__Request__:
Below are the records; pull every line that includes "this".

(Records from a data source)

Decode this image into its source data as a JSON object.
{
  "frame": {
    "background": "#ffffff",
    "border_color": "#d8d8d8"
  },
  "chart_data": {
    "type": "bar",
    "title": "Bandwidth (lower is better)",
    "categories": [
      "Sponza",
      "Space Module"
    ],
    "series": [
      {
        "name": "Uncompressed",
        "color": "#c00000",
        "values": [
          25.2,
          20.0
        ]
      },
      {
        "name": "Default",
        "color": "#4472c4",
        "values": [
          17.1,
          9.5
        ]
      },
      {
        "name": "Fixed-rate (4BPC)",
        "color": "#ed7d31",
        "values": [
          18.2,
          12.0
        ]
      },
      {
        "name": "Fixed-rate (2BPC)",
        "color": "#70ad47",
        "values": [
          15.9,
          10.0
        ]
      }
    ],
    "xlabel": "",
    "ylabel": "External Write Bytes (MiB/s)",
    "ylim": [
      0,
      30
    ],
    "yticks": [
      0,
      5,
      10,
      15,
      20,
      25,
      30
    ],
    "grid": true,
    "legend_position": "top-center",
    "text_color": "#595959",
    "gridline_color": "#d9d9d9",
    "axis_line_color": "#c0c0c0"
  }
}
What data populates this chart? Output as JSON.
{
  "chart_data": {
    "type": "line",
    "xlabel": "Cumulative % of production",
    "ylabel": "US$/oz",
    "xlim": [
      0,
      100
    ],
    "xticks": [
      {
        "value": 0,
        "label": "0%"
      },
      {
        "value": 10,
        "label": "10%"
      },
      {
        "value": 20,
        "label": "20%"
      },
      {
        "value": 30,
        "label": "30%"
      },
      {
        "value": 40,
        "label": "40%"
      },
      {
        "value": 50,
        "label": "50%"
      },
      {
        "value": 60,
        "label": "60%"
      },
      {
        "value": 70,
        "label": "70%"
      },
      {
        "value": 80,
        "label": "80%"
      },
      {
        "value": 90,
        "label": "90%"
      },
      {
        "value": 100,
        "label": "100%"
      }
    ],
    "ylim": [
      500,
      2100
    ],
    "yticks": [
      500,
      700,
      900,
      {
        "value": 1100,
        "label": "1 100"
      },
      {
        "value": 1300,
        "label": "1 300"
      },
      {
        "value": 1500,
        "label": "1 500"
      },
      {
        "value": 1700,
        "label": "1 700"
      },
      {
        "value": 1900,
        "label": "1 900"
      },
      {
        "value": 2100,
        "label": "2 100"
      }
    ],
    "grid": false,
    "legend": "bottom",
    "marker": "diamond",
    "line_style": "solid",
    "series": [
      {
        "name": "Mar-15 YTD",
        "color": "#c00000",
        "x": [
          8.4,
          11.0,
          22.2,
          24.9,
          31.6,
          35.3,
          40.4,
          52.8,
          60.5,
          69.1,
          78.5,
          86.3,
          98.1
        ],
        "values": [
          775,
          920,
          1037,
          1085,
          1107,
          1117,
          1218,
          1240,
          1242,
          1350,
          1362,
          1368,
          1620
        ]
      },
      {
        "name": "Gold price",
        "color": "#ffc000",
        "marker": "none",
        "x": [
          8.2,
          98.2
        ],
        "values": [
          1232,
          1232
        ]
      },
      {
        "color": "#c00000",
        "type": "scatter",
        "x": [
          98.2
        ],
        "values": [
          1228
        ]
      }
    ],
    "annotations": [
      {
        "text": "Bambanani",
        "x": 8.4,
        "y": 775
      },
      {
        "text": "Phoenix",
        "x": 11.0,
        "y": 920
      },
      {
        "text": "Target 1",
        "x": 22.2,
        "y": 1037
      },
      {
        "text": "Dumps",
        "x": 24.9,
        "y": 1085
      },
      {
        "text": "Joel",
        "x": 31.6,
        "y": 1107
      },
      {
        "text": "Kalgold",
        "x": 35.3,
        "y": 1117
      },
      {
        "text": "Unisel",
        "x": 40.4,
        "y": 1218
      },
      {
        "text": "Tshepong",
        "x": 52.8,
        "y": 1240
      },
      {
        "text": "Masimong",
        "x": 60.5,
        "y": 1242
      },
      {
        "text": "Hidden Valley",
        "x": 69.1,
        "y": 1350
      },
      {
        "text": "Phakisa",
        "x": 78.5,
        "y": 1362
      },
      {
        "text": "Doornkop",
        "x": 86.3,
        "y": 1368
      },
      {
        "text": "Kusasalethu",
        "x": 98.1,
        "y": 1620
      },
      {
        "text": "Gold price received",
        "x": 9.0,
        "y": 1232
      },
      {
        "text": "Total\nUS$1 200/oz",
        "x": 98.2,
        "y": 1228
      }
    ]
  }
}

* * *

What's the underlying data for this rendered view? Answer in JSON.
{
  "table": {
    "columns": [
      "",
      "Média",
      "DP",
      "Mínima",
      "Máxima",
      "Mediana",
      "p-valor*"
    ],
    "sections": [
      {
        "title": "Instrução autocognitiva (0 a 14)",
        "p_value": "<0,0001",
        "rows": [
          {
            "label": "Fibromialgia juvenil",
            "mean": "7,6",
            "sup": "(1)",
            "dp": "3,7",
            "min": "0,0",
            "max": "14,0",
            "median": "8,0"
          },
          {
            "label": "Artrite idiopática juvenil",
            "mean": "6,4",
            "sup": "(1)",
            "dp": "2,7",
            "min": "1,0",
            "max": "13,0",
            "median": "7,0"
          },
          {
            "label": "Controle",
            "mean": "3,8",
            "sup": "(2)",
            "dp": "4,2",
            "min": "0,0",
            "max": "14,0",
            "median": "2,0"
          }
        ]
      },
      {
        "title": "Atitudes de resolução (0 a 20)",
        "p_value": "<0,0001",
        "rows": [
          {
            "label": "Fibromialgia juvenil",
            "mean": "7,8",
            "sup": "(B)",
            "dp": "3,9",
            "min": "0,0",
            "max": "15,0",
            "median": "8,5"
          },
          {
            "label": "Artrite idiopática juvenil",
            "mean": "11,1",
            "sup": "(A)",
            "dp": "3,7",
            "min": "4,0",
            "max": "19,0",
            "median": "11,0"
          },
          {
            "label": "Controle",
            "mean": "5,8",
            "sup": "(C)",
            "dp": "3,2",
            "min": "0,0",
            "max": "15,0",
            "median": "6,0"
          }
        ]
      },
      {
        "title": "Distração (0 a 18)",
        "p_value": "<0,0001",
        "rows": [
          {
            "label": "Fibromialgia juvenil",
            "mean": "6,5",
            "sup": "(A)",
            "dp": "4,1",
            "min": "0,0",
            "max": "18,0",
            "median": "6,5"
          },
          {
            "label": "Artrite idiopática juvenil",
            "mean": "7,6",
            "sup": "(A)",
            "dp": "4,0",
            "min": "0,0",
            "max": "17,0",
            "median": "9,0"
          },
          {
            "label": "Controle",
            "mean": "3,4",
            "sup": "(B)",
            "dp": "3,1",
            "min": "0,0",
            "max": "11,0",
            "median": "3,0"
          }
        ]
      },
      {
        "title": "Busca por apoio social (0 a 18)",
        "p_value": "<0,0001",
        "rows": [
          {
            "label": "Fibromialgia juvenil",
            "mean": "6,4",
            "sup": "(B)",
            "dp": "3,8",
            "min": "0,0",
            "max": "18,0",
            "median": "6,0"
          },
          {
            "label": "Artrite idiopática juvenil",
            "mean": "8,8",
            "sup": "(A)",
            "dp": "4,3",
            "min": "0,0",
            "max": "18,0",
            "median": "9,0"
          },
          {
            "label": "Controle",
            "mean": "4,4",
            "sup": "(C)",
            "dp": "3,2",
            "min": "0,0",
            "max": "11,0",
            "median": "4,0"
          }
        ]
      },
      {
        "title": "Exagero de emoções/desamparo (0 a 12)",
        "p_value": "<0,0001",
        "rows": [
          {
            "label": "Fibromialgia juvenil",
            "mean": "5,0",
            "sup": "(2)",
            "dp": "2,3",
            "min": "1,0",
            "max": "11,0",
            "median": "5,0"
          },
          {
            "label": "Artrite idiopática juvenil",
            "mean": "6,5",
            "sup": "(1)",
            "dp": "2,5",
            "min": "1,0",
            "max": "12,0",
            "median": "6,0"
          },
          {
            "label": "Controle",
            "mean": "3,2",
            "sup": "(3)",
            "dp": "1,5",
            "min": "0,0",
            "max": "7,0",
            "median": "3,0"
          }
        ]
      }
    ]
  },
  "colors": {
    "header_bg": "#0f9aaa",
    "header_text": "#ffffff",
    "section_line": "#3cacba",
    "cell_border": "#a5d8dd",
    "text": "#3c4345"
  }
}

__The result__:
Decode this image into its source data as a JSON object.
What data populates this chart? Output as JSON.
What's the underlying data for this rendered view? Answer in JSON.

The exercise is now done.